Report every line below that holds the word "harum".

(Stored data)
** start **

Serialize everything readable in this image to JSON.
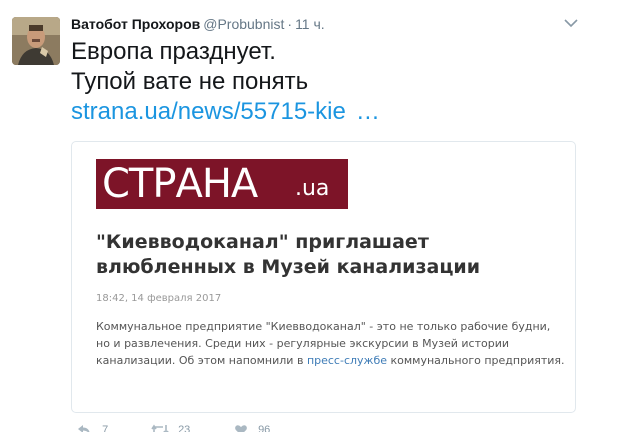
{
  "tweet": {
    "display_name": "Ватобот Прохоров",
    "handle": "@Probubnist",
    "separator": "·",
    "time": "11 ч.",
    "text_lines": [
      "Европа празднует.",
      "Тупой вате не понять"
    ],
    "link_text": "strana.ua/news/55715-kie",
    "link_ellipsis": "…"
  },
  "card": {
    "logo_main": "СТРАНА",
    "logo_suffix": ".ua",
    "headline": "\"Киевводоканал\" приглашает влюбленных в Музей канализации",
    "date": "18:42, 14 февраля 2017",
    "lead_before": "Коммунальное предприятие \"Киевводоканал\" - это не только рабочие будни, но и развлечения. Среди них - регулярные экскурсии в Музей истории канализации. Об этом напомнили в ",
    "lead_link": "пресс-службе",
    "lead_after": " коммунального предприятия."
  },
  "actions": {
    "reply_count": "7",
    "retweet_count": "23",
    "like_count": "96"
  },
  "colors": {
    "link": "#1b95e0",
    "muted": "#657786",
    "logo_bg": "#7d1428",
    "card_border": "#e1e8ed"
  },
  "icons": [
    "caret-down-icon",
    "reply-icon",
    "retweet-icon",
    "heart-icon"
  ]
}
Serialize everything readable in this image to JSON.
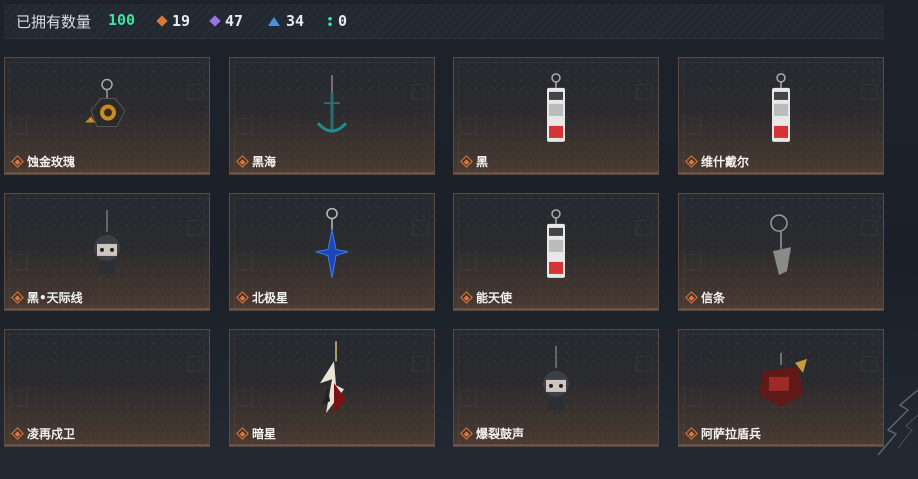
{
  "header": {
    "owned_label": "已拥有数量",
    "owned_count": "100",
    "stats": [
      {
        "icon": "orange-diamond-icon",
        "value": "19",
        "color": "#d9783a"
      },
      {
        "icon": "purple-diamond-icon",
        "value": "47",
        "color": "#9b72e8"
      },
      {
        "icon": "blue-triangle-icon",
        "value": "34",
        "color": "#4d8fd8"
      },
      {
        "icon": "green-dots-icon",
        "value": "0",
        "color": "#3fe0a0"
      }
    ]
  },
  "items": [
    {
      "name": "蚀金玫瑰",
      "art": "rose-charm"
    },
    {
      "name": "黑海",
      "art": "anchor-charm"
    },
    {
      "name": "黑",
      "art": "tag-charm"
    },
    {
      "name": "维什戴尔",
      "art": "tag-charm"
    },
    {
      "name": "黑•天际线",
      "art": "doll-charm"
    },
    {
      "name": "北极星",
      "art": "star-charm"
    },
    {
      "name": "能天使",
      "art": "tag-charm"
    },
    {
      "name": "信条",
      "art": "hook-charm"
    },
    {
      "name": "凌再戍卫",
      "art": "none"
    },
    {
      "name": "暗星",
      "art": "blade-charm"
    },
    {
      "name": "爆裂鼓声",
      "art": "doll-charm"
    },
    {
      "name": "阿萨拉盾兵",
      "art": "shield-charm"
    }
  ],
  "rarity_color": "#e07a3c"
}
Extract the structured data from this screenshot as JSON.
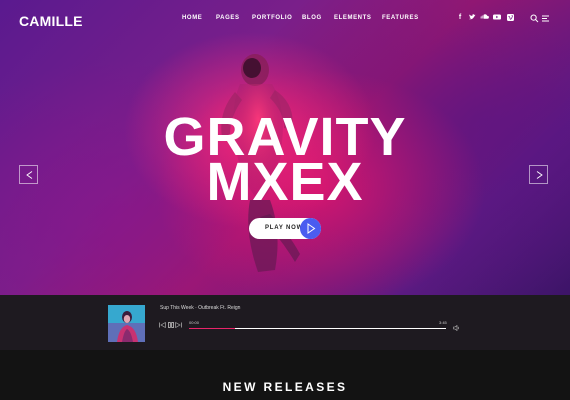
{
  "header": {
    "logo": "CAMILLE",
    "nav": [
      "HOME",
      "PAGES",
      "PORTFOLIO",
      "BLOG",
      "ELEMENTS",
      "FEATURES"
    ],
    "social": [
      "facebook-icon",
      "twitter-icon",
      "soundcloud-icon",
      "youtube-icon",
      "vimeo-icon"
    ],
    "tools": [
      "search-icon",
      "menu-icon"
    ]
  },
  "hero": {
    "title_line1": "GRAVITY",
    "title_line2": "MXEX",
    "cta": "PLAY NOW"
  },
  "player": {
    "track": "Sup This Week · Outbreak Ft. Reign",
    "time_current": "00:00",
    "time_total": "3:45",
    "progress": 0.18
  },
  "section": {
    "title": "NEW RELEASES"
  },
  "colors": {
    "accent": "#e8256a",
    "play_circle": "#4a5cf0"
  }
}
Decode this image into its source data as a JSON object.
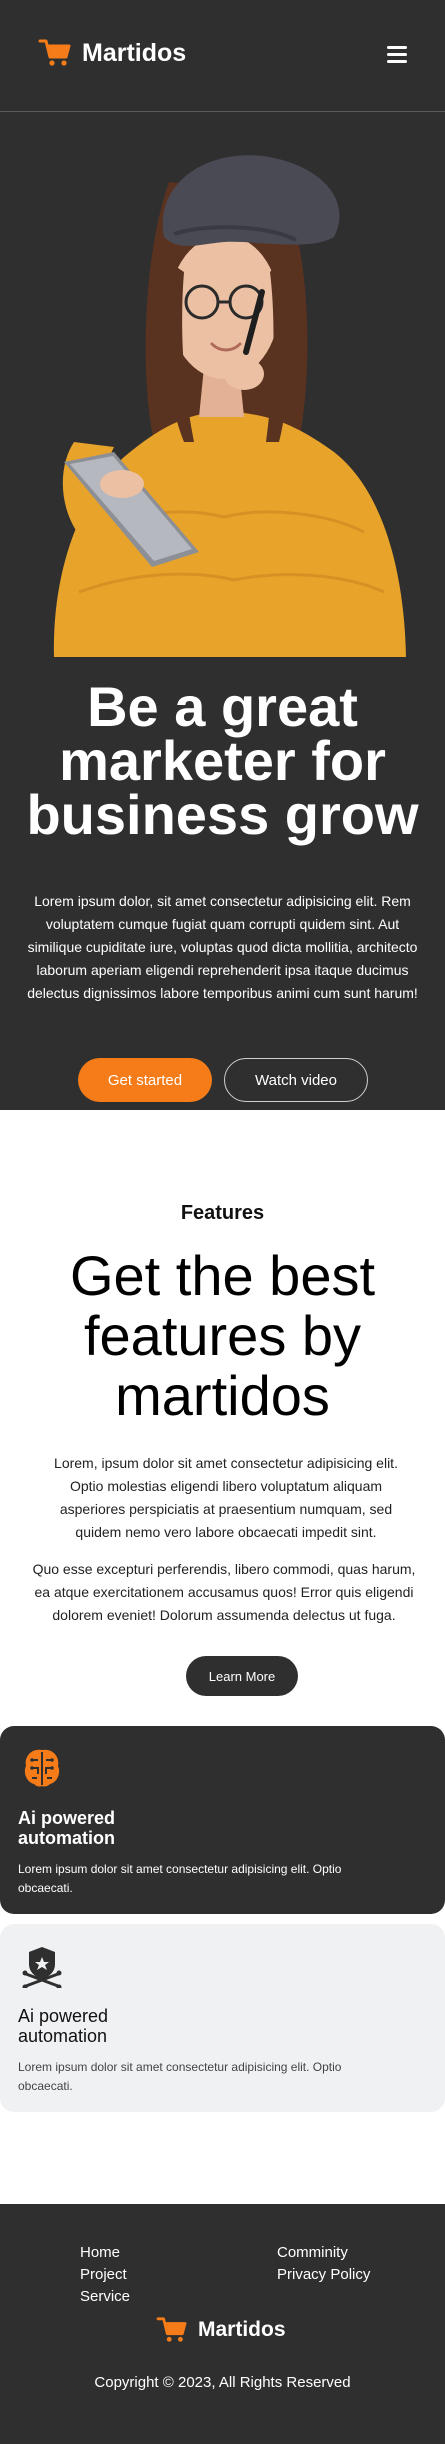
{
  "colors": {
    "accent": "#f57c19",
    "dark_bg": "#2f2f2f",
    "light_card": "#f0f1f3"
  },
  "header": {
    "brand": "Martidos",
    "logo_icon": "cart-icon",
    "menu_icon": "hamburger-menu-icon"
  },
  "hero": {
    "title": "Be a great marketer for business grow",
    "text": "Lorem ipsum dolor, sit amet consectetur adipisicing elit. Rem voluptatem cumque fugiat quam corrupti quidem sint. Aut similique cupiditate iure, voluptas quod dicta mollitia, architecto laborum aperiam eligendi reprehenderit ipsa itaque ducimus delectus dignissimos labore temporibus animi cum sunt harum!",
    "primary_button": "Get started",
    "secondary_button": "Watch video"
  },
  "features": {
    "label": "Features",
    "title": "Get the best features by martidos",
    "paragraph1": "Lorem, ipsum dolor sit amet consectetur adipisicing elit. Optio molestias eligendi libero voluptatum aliquam asperiores perspiciatis at praesentium numquam, sed quidem nemo vero labore obcaecati impedit sint.",
    "paragraph2": "Quo esse excepturi perferendis, libero commodi, quas harum, ea atque exercitationem accusamus quos! Error quis eligendi dolorem eveniet! Dolorum assumenda delectus ut fuga.",
    "button": "Learn More",
    "cards": [
      {
        "title": "Ai powered automation",
        "text": "Lorem ipsum dolor sit amet consectetur adipisicing elit. Optio obcaecati.",
        "icon": "brain-icon"
      },
      {
        "title": "Ai powered automation",
        "text": "Lorem ipsum dolor sit amet consectetur adipisicing elit. Optio obcaecati.",
        "icon": "shield-skull-icon"
      }
    ]
  },
  "footer": {
    "links_left": [
      "Home",
      "Project",
      "Service"
    ],
    "links_right": [
      "Comminity",
      "Privacy Policy"
    ],
    "brand": "Martidos",
    "copyright": "Copyright © 2023, All Rights Reserved"
  }
}
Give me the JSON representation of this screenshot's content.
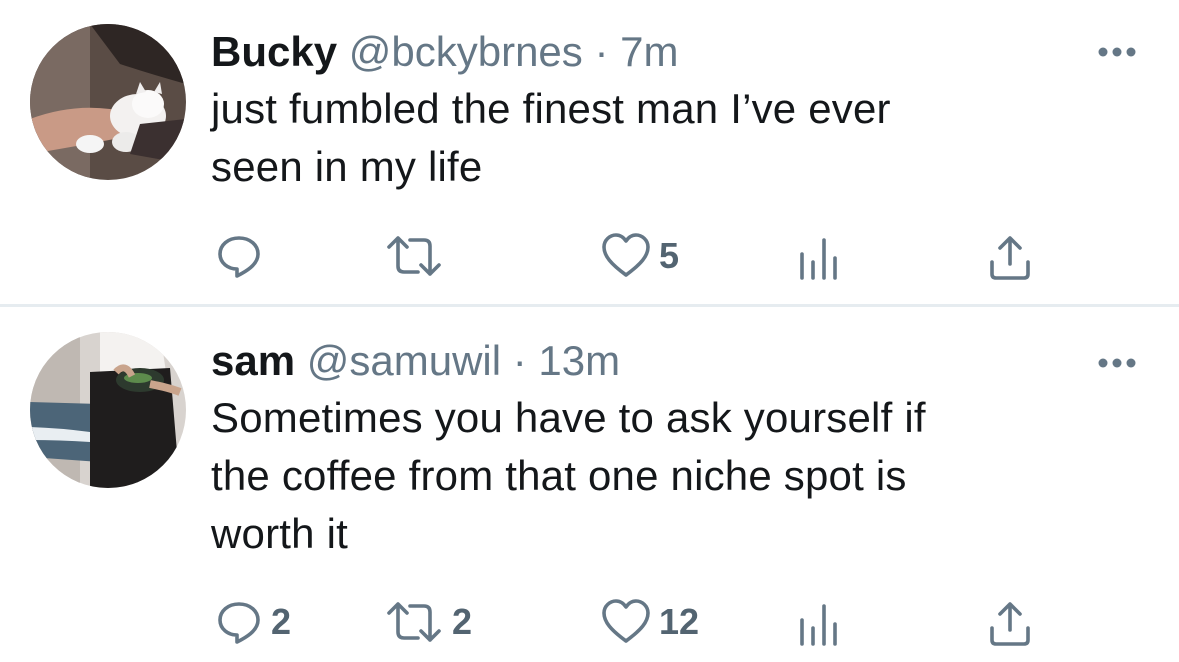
{
  "tweets": [
    {
      "name": "Bucky",
      "handle": "@bckybrnes",
      "separator": "·",
      "time": "7m",
      "text_lines": [
        "just fumbled the finest man I’ve ever",
        "seen in my life"
      ],
      "avatar_icon": "avatar-photo-white-kitten",
      "more_icon": "more-options-icon",
      "actions": {
        "reply": "",
        "retweet": "",
        "like": "5",
        "analytics": "",
        "share": ""
      }
    },
    {
      "name": "sam",
      "handle": "@samuwil",
      "separator": "·",
      "time": "13m",
      "text_lines": [
        "Sometimes you have to ask yourself if",
        "the coffee from that one niche spot is",
        "worth it"
      ],
      "avatar_icon": "avatar-photo-person-with-bowl",
      "more_icon": "more-options-icon",
      "actions": {
        "reply": "2",
        "retweet": "2",
        "like": "12",
        "analytics": "",
        "share": ""
      }
    }
  ],
  "colors": {
    "text": "#14171a",
    "secondary": "#657786",
    "divider": "#e6ecf0"
  }
}
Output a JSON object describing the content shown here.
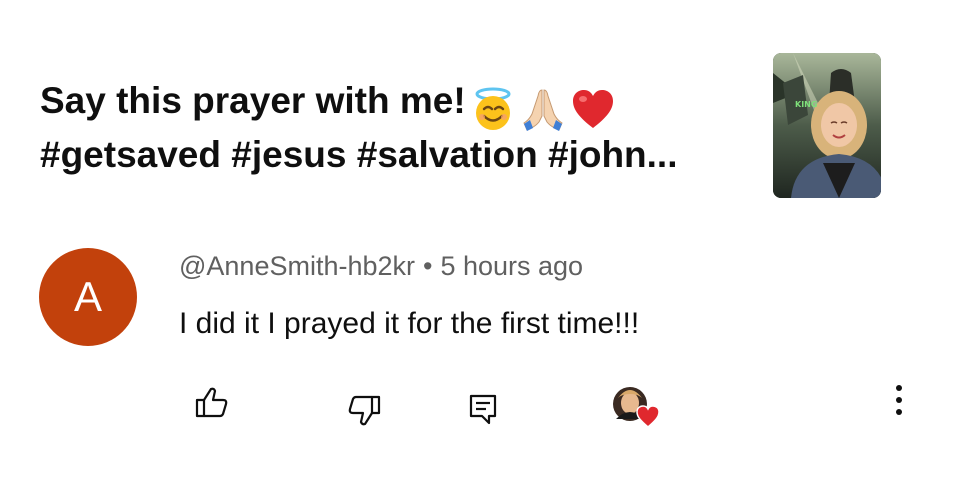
{
  "video": {
    "title_line1": "Say this prayer with me!",
    "title_line2": "#getsaved #jesus #salvation #john...",
    "emojis": [
      "halo-smile-emoji",
      "praying-hands-emoji",
      "red-heart-emoji"
    ],
    "thumbnail_text": "KING"
  },
  "comment": {
    "avatar_letter": "A",
    "author": "@AnneSmith-hb2kr",
    "separator": "•",
    "time": "5 hours ago",
    "text": "I did it I prayed it for the first time!!!"
  },
  "actions": {
    "icons": [
      "thumbs-up-icon",
      "thumbs-down-icon",
      "reply-icon",
      "creator-heart-icon",
      "more-vert-icon"
    ]
  },
  "colors": {
    "avatar_bg": "#c2410c",
    "meta_text": "#606060",
    "primary_text": "#0f0f0f",
    "heart": "#e0282e"
  }
}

** end **

== Right answer ==
    "text": "Lorem ipsum dolor, sit amet consectetur adipisicing elit. Rem voluptatem cumque fugiat quam corrupti quidem sint. Aut similique cupiditate iure, voluptas quod dicta mollitia, architecto laborum aperiam eligendi reprehenderit ipsa itaque ducimus delectus dignissimos labore temporibus animi cum sunt harum!",
    "paragraph2": "Quo esse excepturi perferendis, libero commodi, quas harum, ea atque exercitationem accusamus quos! Error quis eligendi dolorem eveniet! Dolorum assumenda delectus ut fuga.",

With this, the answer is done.